**Set task**
Extract all lines containing "problem".

[Stored entries]
= = = = = = =

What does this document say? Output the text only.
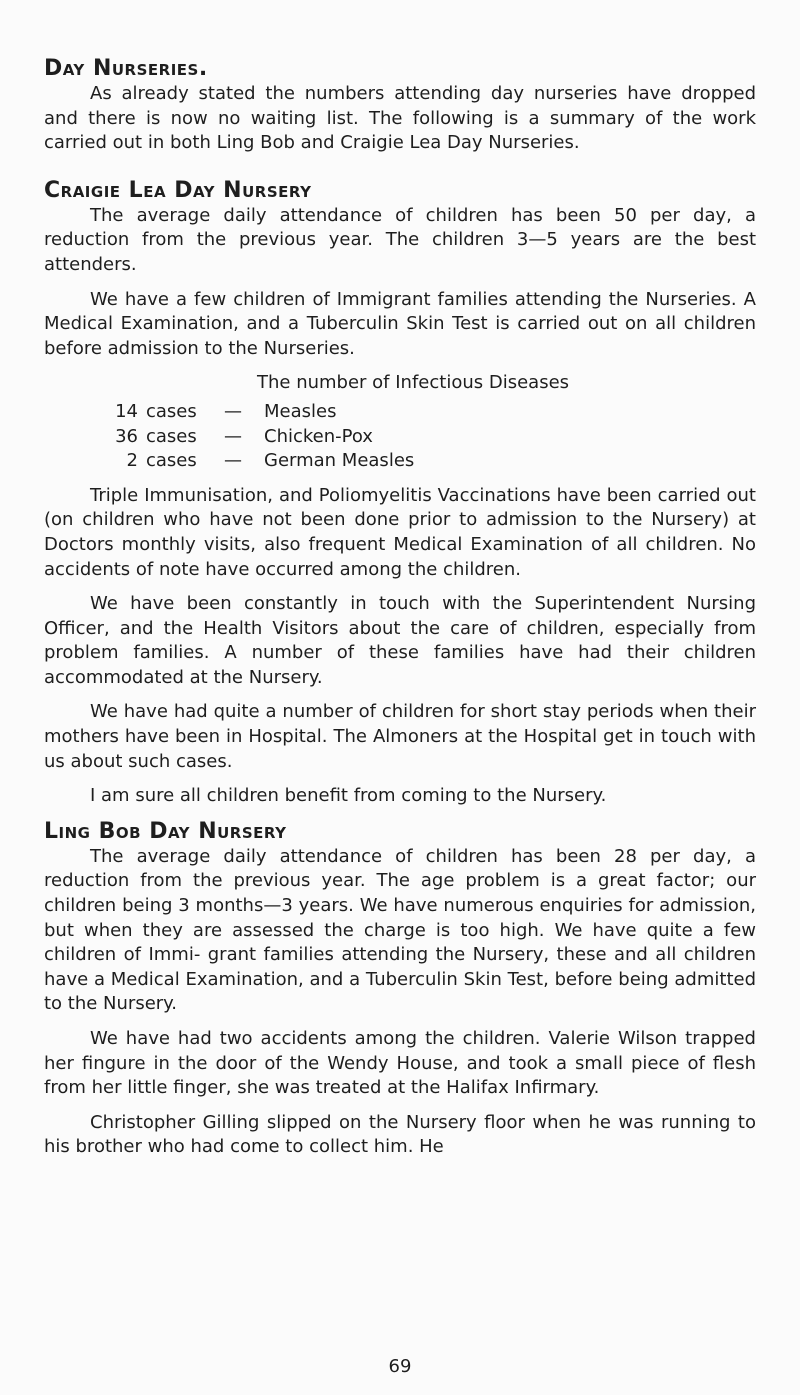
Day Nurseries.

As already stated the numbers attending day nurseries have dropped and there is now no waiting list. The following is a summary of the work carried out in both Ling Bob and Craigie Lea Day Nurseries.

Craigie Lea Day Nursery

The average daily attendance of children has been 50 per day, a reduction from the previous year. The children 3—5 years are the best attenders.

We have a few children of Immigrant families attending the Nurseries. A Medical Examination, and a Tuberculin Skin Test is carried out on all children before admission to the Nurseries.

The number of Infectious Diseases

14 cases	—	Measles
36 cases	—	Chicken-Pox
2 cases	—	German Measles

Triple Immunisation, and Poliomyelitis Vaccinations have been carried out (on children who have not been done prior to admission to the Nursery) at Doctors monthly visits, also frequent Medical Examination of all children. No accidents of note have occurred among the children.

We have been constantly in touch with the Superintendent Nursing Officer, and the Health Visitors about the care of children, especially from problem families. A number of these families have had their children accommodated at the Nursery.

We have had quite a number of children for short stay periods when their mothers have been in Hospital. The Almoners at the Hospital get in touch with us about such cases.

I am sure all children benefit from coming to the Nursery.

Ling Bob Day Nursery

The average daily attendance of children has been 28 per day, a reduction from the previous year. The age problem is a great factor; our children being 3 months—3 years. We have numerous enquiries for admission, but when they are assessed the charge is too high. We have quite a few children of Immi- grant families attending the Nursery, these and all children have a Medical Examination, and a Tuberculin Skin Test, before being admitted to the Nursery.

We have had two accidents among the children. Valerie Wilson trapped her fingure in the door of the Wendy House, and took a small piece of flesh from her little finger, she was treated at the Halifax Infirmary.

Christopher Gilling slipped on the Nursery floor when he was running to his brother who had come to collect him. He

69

= = = = = = =

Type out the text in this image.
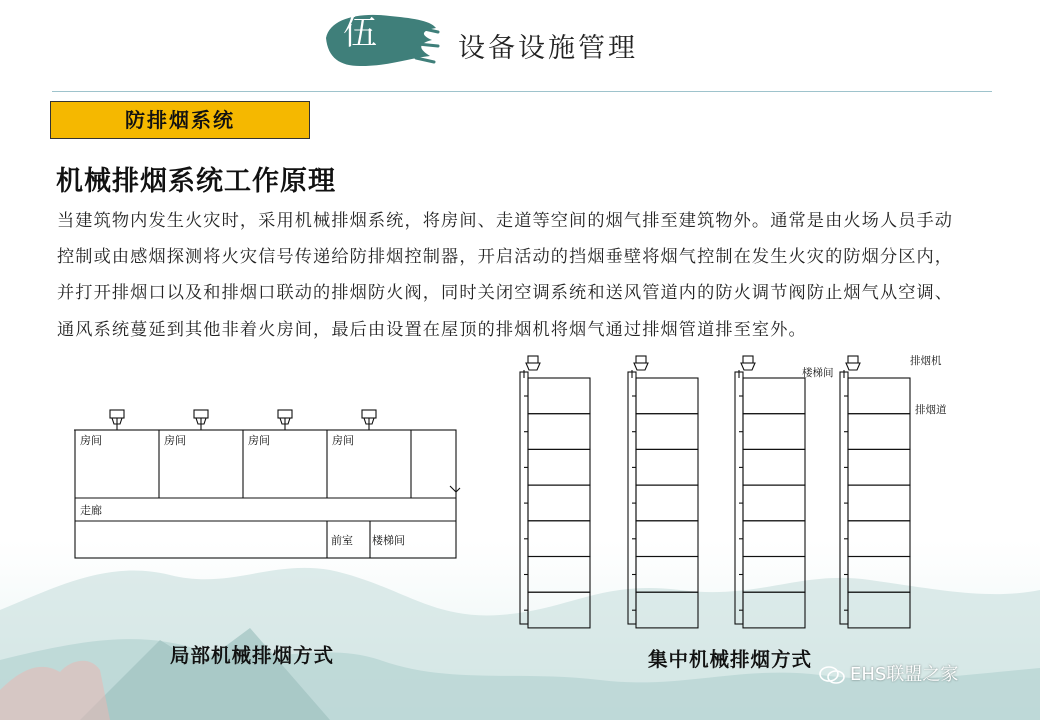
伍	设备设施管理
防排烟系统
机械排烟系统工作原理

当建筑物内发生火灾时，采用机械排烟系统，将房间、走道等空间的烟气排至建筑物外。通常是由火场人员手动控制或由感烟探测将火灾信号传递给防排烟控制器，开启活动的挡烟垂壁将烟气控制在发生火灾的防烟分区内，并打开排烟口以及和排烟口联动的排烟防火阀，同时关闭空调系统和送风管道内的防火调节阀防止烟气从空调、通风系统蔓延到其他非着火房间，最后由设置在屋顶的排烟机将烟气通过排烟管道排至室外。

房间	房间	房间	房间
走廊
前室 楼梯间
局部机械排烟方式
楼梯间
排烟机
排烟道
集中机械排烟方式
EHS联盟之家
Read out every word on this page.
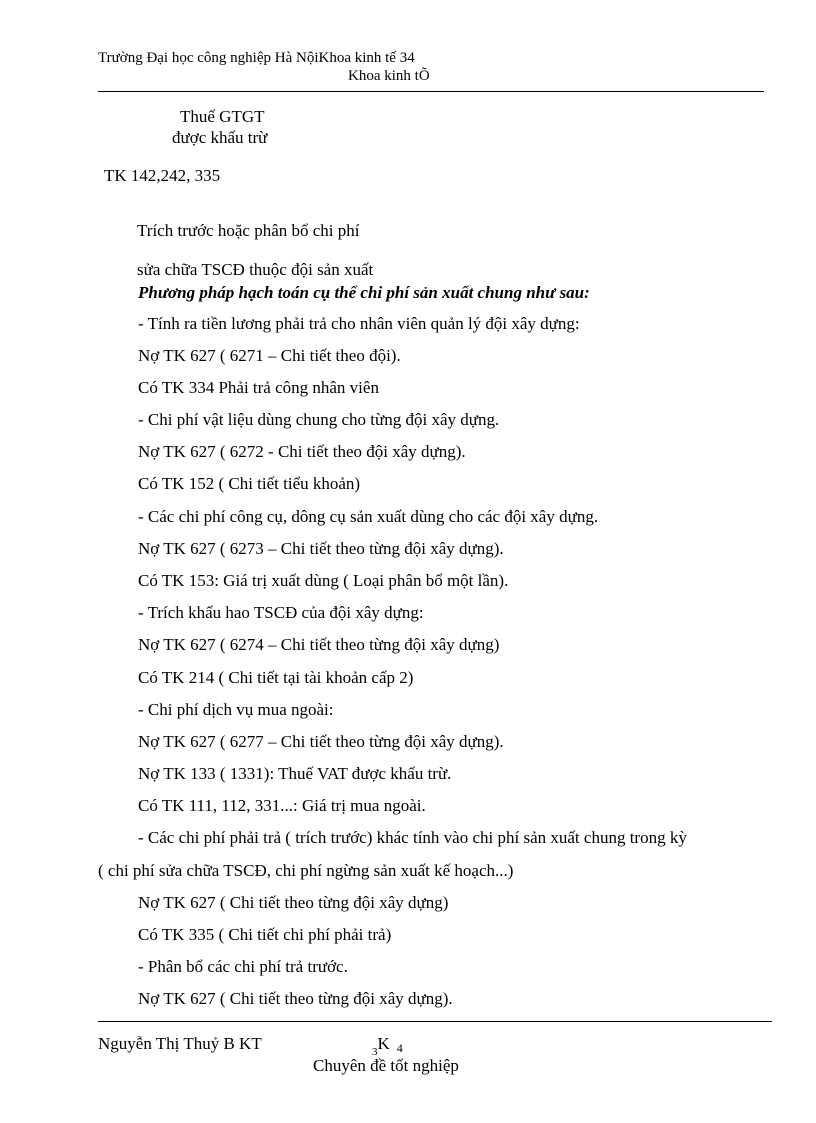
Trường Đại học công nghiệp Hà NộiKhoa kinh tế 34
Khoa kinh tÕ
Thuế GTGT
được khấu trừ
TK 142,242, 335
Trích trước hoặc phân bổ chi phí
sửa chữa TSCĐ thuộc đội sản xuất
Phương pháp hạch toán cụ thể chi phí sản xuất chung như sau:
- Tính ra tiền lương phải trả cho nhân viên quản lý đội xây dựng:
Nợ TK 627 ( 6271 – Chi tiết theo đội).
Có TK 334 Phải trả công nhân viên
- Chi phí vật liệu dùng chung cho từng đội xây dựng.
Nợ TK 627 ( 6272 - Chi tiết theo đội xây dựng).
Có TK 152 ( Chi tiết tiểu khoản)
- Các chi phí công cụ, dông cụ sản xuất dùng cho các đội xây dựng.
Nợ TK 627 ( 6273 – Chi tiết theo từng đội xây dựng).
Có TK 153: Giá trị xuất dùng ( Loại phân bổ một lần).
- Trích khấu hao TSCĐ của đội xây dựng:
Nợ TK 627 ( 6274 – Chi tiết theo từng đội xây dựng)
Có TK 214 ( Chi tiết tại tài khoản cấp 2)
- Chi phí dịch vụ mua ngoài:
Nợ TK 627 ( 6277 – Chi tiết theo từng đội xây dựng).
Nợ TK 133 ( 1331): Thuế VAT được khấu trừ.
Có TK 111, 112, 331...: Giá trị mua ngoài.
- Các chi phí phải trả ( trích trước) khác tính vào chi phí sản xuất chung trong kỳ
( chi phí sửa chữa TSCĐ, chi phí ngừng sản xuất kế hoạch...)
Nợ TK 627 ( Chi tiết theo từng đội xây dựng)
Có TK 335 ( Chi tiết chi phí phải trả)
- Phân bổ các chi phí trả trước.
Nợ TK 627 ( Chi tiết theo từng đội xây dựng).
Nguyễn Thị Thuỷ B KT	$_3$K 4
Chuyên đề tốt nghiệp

= = = = = = =

**Output**
We have been constantly in touch with the Superintendent Nursing Officer, and the Health Visitors about the care of children, especially from problem families. A number of these families have had their children accommodated at the Nursery.
The average daily attendance of children has been 28 per day, a reduction from the previous year. The age problem is a great factor; our children being 3 months—3 years. We have numerous enquiries for admission, but when they are assessed the charge is too high. We have quite a few children of Immi- grant families attending the Nursery, these and all children have a Medical Examination, and a Tuberculin Skin Test, before being admitted to the Nursery.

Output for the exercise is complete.